→ Directions for this task
Repeat the records below exactly, leaving out any pictures.

→ Data section
--*--
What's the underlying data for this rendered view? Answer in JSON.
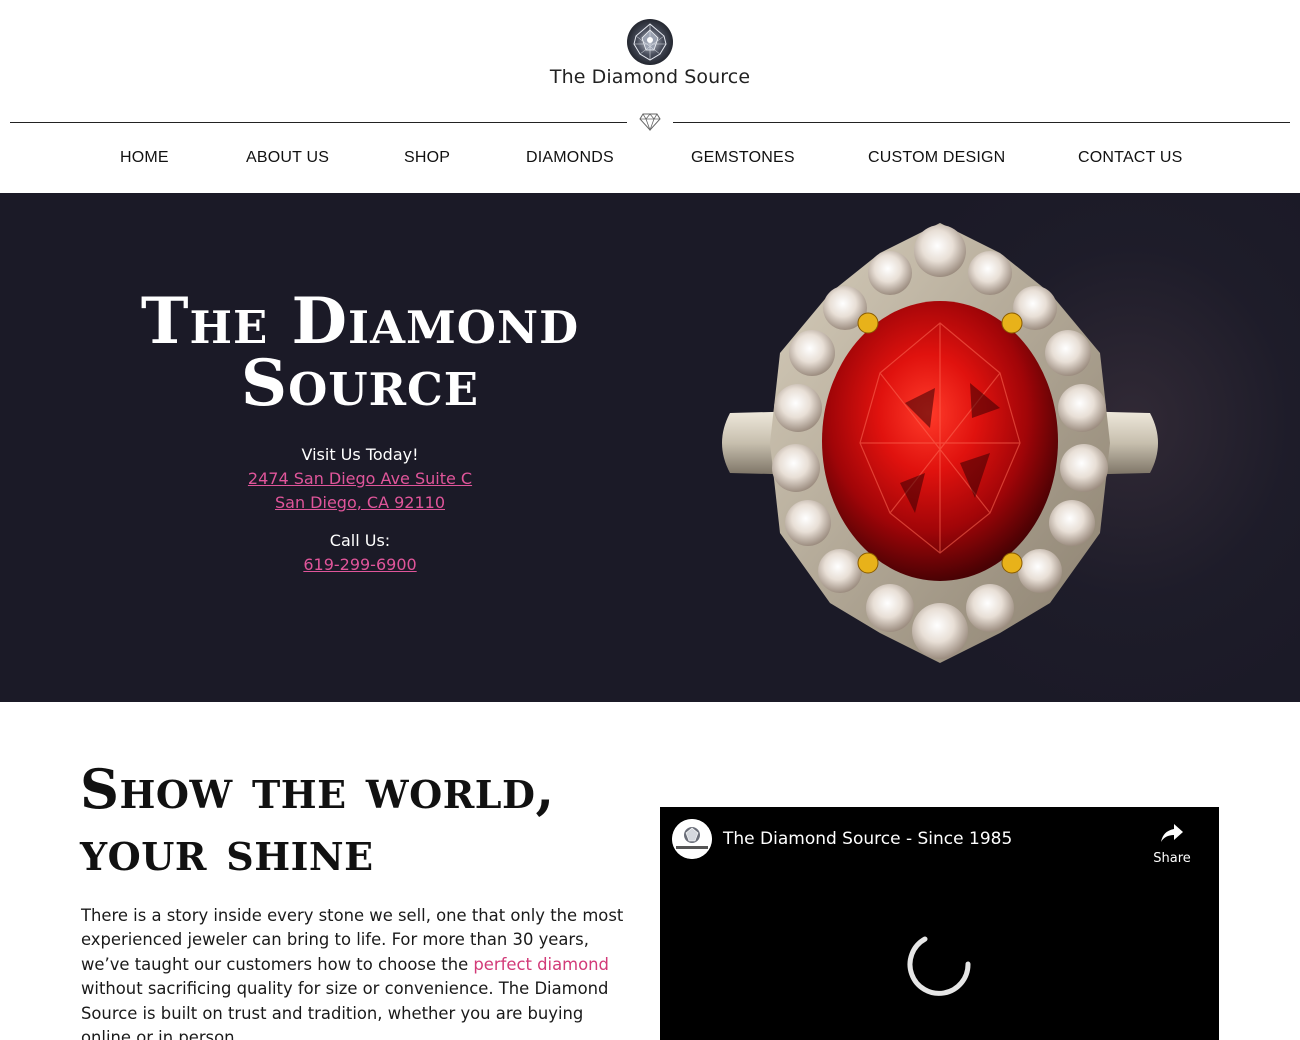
{
  "header": {
    "logo_text": "The Diamond Source",
    "logo_icon": "diamond-gem-icon",
    "divider_icon": "diamond-outline-icon"
  },
  "nav": {
    "items": [
      {
        "label": "HOME"
      },
      {
        "label": "ABOUT US"
      },
      {
        "label": "SHOP"
      },
      {
        "label": "DIAMONDS"
      },
      {
        "label": "GEMSTONES"
      },
      {
        "label": "CUSTOM DESIGN"
      },
      {
        "label": "CONTACT US"
      }
    ]
  },
  "hero": {
    "title_line1": "The Diamond",
    "title_line2": "Source",
    "visit_label": "Visit Us Today!",
    "address_line1": "2474 San Diego Ave Suite C",
    "address_line2": "San Diego, CA 92110",
    "call_label": "Call Us:",
    "phone": "619-299-6900",
    "image": "ruby-diamond-ring-image",
    "background_color": "#1b1a27",
    "link_color": "#e0559a"
  },
  "intro": {
    "title_line1": "Show the world,",
    "title_line2": "your shine",
    "body_before": "There is a story inside every stone we sell, one that only the most experienced jeweler can bring to life. For more than 30 years, we’ve taught our customers how to choose the ",
    "body_link": "perfect diamond",
    "body_after": " without sacrificing quality for size or convenience. The Diamond Source is built on trust and tradition, whether you are buying online or in person.",
    "link_color": "#d23a78"
  },
  "video": {
    "title": "The Diamond Source - Since 1985",
    "share_label": "Share",
    "state": "loading"
  }
}
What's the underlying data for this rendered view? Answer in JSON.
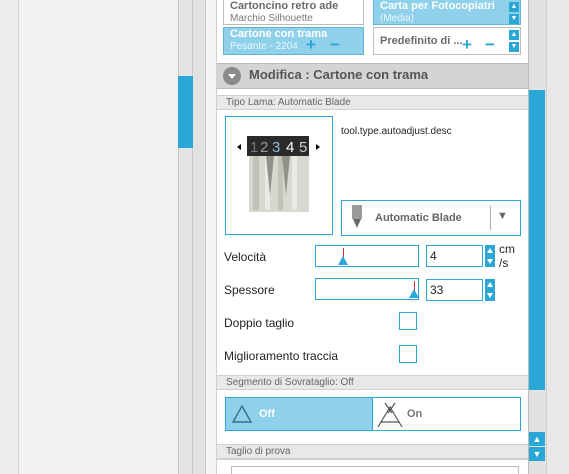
{
  "media": [
    {
      "name": "Cartoncino retro ade",
      "sub": "Marchio Silhouette",
      "selected": false
    },
    {
      "name": "Carta per Fotocopiatri",
      "sub": "(Media)",
      "selected": true
    },
    {
      "name": "Cartone con trama",
      "sub": "Pesante - 2204",
      "selected": true
    },
    {
      "name": "Predefinito di ...",
      "sub": "",
      "selected": false
    }
  ],
  "media_controls": {
    "plus": "+",
    "minus": "−"
  },
  "modify": {
    "title": "Modifica : Cartone con trama"
  },
  "blade": {
    "section": "Tipo Lama: Automatic Blade",
    "desc": "tool.type.autoadjust.desc",
    "dial_digits": [
      "1",
      "2",
      "3",
      "4",
      "5"
    ],
    "select_label": "Automatic Blade",
    "select_arrow": "▼"
  },
  "speed": {
    "label": "Velocità",
    "value": "4",
    "unit": "cm\n/s",
    "level": 0.26
  },
  "thickness": {
    "label": "Spessore",
    "value": "33",
    "level": 0.98
  },
  "double_cut": {
    "label": "Doppio taglio",
    "checked": false
  },
  "line_enhance": {
    "label": "Miglioramento traccia",
    "checked": false
  },
  "overcut": {
    "section": "Segmento di Sovrataglio: Off",
    "off_label": "Off",
    "on_label": "On",
    "value": "Off"
  },
  "test_cut": {
    "section": "Taglio di prova"
  },
  "colors": {
    "accent": "#2aa7d6",
    "selected_fill": "#8fd0ea"
  }
}
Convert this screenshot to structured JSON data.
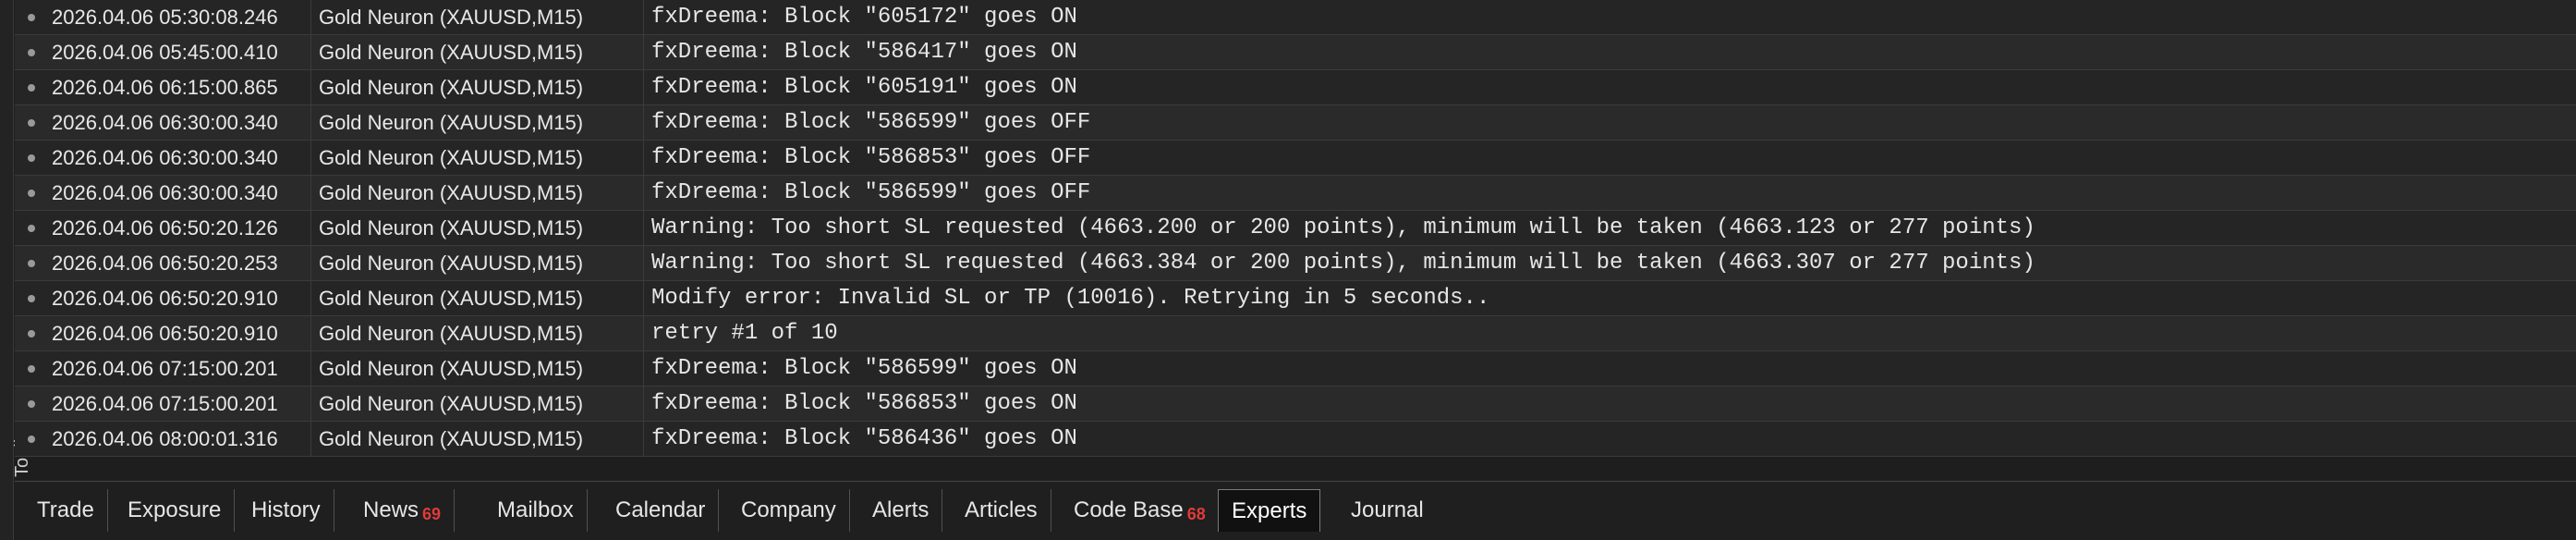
{
  "side_panel": {
    "label": "Toolbox"
  },
  "log": {
    "rows": [
      {
        "time": "2026.04.06 05:30:08.246",
        "source": "Gold Neuron (XAUUSD,M15)",
        "message": "fxDreema: Block \"605172\" goes ON"
      },
      {
        "time": "2026.04.06 05:45:00.410",
        "source": "Gold Neuron (XAUUSD,M15)",
        "message": "fxDreema: Block \"586417\" goes ON"
      },
      {
        "time": "2026.04.06 06:15:00.865",
        "source": "Gold Neuron (XAUUSD,M15)",
        "message": "fxDreema: Block \"605191\" goes ON"
      },
      {
        "time": "2026.04.06 06:30:00.340",
        "source": "Gold Neuron (XAUUSD,M15)",
        "message": "fxDreema: Block \"586599\" goes OFF"
      },
      {
        "time": "2026.04.06 06:30:00.340",
        "source": "Gold Neuron (XAUUSD,M15)",
        "message": "fxDreema: Block \"586853\" goes OFF"
      },
      {
        "time": "2026.04.06 06:30:00.340",
        "source": "Gold Neuron (XAUUSD,M15)",
        "message": "fxDreema: Block \"586599\" goes OFF"
      },
      {
        "time": "2026.04.06 06:50:20.126",
        "source": "Gold Neuron (XAUUSD,M15)",
        "message": "Warning: Too short SL requested (4663.200 or 200 points), minimum will be taken (4663.123 or 277 points)"
      },
      {
        "time": "2026.04.06 06:50:20.253",
        "source": "Gold Neuron (XAUUSD,M15)",
        "message": "Warning: Too short SL requested (4663.384 or 200 points), minimum will be taken (4663.307 or 277 points)"
      },
      {
        "time": "2026.04.06 06:50:20.910",
        "source": "Gold Neuron (XAUUSD,M15)",
        "message": "Modify error: Invalid SL or TP (10016). Retrying in 5 seconds.."
      },
      {
        "time": "2026.04.06 06:50:20.910",
        "source": "Gold Neuron (XAUUSD,M15)",
        "message": "retry #1 of 10"
      },
      {
        "time": "2026.04.06 07:15:00.201",
        "source": "Gold Neuron (XAUUSD,M15)",
        "message": "fxDreema: Block \"586599\" goes ON"
      },
      {
        "time": "2026.04.06 07:15:00.201",
        "source": "Gold Neuron (XAUUSD,M15)",
        "message": "fxDreema: Block \"586853\" goes ON"
      },
      {
        "time": "2026.04.06 08:00:01.316",
        "source": "Gold Neuron (XAUUSD,M15)",
        "message": "fxDreema: Block \"586436\" goes ON"
      }
    ]
  },
  "tabs": [
    {
      "label": "Trade",
      "badge": "",
      "active": false
    },
    {
      "label": "Exposure",
      "badge": "",
      "active": false
    },
    {
      "label": "History",
      "badge": "",
      "active": false
    },
    {
      "label": "News",
      "badge": "69",
      "active": false
    },
    {
      "label": "Mailbox",
      "badge": "",
      "active": false
    },
    {
      "label": "Calendar",
      "badge": "",
      "active": false
    },
    {
      "label": "Company",
      "badge": "",
      "active": false
    },
    {
      "label": "Alerts",
      "badge": "",
      "active": false
    },
    {
      "label": "Articles",
      "badge": "",
      "active": false
    },
    {
      "label": "Code Base",
      "badge": "68",
      "active": false
    },
    {
      "label": "Experts",
      "badge": "",
      "active": true
    },
    {
      "label": "Journal",
      "badge": "",
      "active": false
    }
  ]
}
--*--
→ Response
What's the underlying data for this rendered view? Answer in JSON.
{
  "header": {
    "logo_text": "The Diamond Source",
    "logo_icon": "diamond-gem-icon",
    "divider_icon": "diamond-outline-icon"
  },
  "nav": {
    "items": [
      {
        "label": "HOME"
      },
      {
        "label": "ABOUT US"
      },
      {
        "label": "SHOP"
      },
      {
        "label": "DIAMONDS"
      },
      {
        "label": "GEMSTONES"
      },
      {
        "label": "CUSTOM DESIGN"
      },
      {
        "label": "CONTACT US"
      }
    ]
  },
  "hero": {
    "title_line1": "The Diamond",
    "title_line2": "Source",
    "visit_label": "Visit Us Today!",
    "address_line1": "2474 San Diego Ave Suite C",
    "address_line2": "San Diego, CA 92110",
    "call_label": "Call Us:",
    "phone": "619-299-6900",
    "image": "ruby-diamond-ring-image",
    "background_color": "#1b1a27",
    "link_color": "#e0559a"
  },
  "intro": {
    "title_line1": "Show the world,",
    "title_line2": "your shine",
    "body_before": "There is a story inside every stone we sell, one that only the most experienced jeweler can bring to life. For more than 30 years, we’ve taught our customers how to choose the ",
    "body_link": "perfect diamond",
    "body_after": " without sacrificing quality for size or convenience. The Diamond Source is built on trust and tradition, whether you are buying online or in person.",
    "link_color": "#d23a78"
  },
  "video": {
    "title": "The Diamond Source - Since 1985",
    "share_label": "Share",
    "state": "loading"
  }
}
What's the underlying data for this rendered view? Answer in JSON.
{
  "media": [
    {
      "name": "Cartoncino retro ade",
      "sub": "Marchio Silhouette",
      "selected": false
    },
    {
      "name": "Carta per Fotocopiatri",
      "sub": "(Media)",
      "selected": true
    },
    {
      "name": "Cartone con trama",
      "sub": "Pesante - 2204",
      "selected": true
    },
    {
      "name": "Predefinito di ...",
      "sub": "",
      "selected": false
    }
  ],
  "media_controls": {
    "plus": "+",
    "minus": "−"
  },
  "modify": {
    "title": "Modifica : Cartone con trama"
  },
  "blade": {
    "section": "Tipo Lama: Automatic Blade",
    "desc": "tool.type.autoadjust.desc",
    "dial_digits": [
      "1",
      "2",
      "3",
      "4",
      "5"
    ],
    "select_label": "Automatic Blade",
    "select_arrow": "▼"
  },
  "speed": {
    "label": "Velocità",
    "value": "4",
    "unit": "cm\n/s",
    "level": 0.26
  },
  "thickness": {
    "label": "Spessore",
    "value": "33",
    "level": 0.98
  },
  "double_cut": {
    "label": "Doppio taglio",
    "checked": false
  },
  "line_enhance": {
    "label": "Miglioramento traccia",
    "checked": false
  },
  "overcut": {
    "section": "Segmento di Sovrataglio: Off",
    "off_label": "Off",
    "on_label": "On",
    "value": "Off"
  },
  "test_cut": {
    "section": "Taglio di prova"
  },
  "colors": {
    "accent": "#2aa7d6",
    "selected_fill": "#8fd0ea"
  }
}
Convert this screenshot to structured JSON data.
{
  "side_panel": {
    "label": "Toolbox"
  },
  "log": {
    "rows": [
      {
        "time": "2026.04.06 05:30:08.246",
        "source": "Gold Neuron (XAUUSD,M15)",
        "message": "fxDreema: Block \"605172\" goes ON"
      },
      {
        "time": "2026.04.06 05:45:00.410",
        "source": "Gold Neuron (XAUUSD,M15)",
        "message": "fxDreema: Block \"586417\" goes ON"
      },
      {
        "time": "2026.04.06 06:15:00.865",
        "source": "Gold Neuron (XAUUSD,M15)",
        "message": "fxDreema: Block \"605191\" goes ON"
      },
      {
        "time": "2026.04.06 06:30:00.340",
        "source": "Gold Neuron (XAUUSD,M15)",
        "message": "fxDreema: Block \"586599\" goes OFF"
      },
      {
        "time": "2026.04.06 06:30:00.340",
        "source": "Gold Neuron (XAUUSD,M15)",
        "message": "fxDreema: Block \"586853\" goes OFF"
      },
      {
        "time": "2026.04.06 06:30:00.340",
        "source": "Gold Neuron (XAUUSD,M15)",
        "message": "fxDreema: Block \"586599\" goes OFF"
      },
      {
        "time": "2026.04.06 06:50:20.126",
        "source": "Gold Neuron (XAUUSD,M15)",
        "message": "Warning: Too short SL requested (4663.200 or 200 points), minimum will be taken (4663.123 or 277 points)"
      },
      {
        "time": "2026.04.06 06:50:20.253",
        "source": "Gold Neuron (XAUUSD,M15)",
        "message": "Warning: Too short SL requested (4663.384 or 200 points), minimum will be taken (4663.307 or 277 points)"
      },
      {
        "time": "2026.04.06 06:50:20.910",
        "source": "Gold Neuron (XAUUSD,M15)",
        "message": "Modify error: Invalid SL or TP (10016). Retrying in 5 seconds.."
      },
      {
        "time": "2026.04.06 06:50:20.910",
        "source": "Gold Neuron (XAUUSD,M15)",
        "message": "retry #1 of 10"
      },
      {
        "time": "2026.04.06 07:15:00.201",
        "source": "Gold Neuron (XAUUSD,M15)",
        "message": "fxDreema: Block \"586599\" goes ON"
      },
      {
        "time": "2026.04.06 07:15:00.201",
        "source": "Gold Neuron (XAUUSD,M15)",
        "message": "fxDreema: Block \"586853\" goes ON"
      },
      {
        "time": "2026.04.06 08:00:01.316",
        "source": "Gold Neuron (XAUUSD,M15)",
        "message": "fxDreema: Block \"586436\" goes ON"
      }
    ]
  },
  "tabs": [
    {
      "label": "Trade",
      "badge": "",
      "active": false
    },
    {
      "label": "Exposure",
      "badge": "",
      "active": false
    },
    {
      "label": "History",
      "badge": "",
      "active": false
    },
    {
      "label": "News",
      "badge": "69",
      "active": false
    },
    {
      "label": "Mailbox",
      "badge": "",
      "active": false
    },
    {
      "label": "Calendar",
      "badge": "",
      "active": false
    },
    {
      "label": "Company",
      "badge": "",
      "active": false
    },
    {
      "label": "Alerts",
      "badge": "",
      "active": false
    },
    {
      "label": "Articles",
      "badge": "",
      "active": false
    },
    {
      "label": "Code Base",
      "badge": "68",
      "active": false
    },
    {
      "label": "Experts",
      "badge": "",
      "active": true
    },
    {
      "label": "Journal",
      "badge": "",
      "active": false
    }
  ]
}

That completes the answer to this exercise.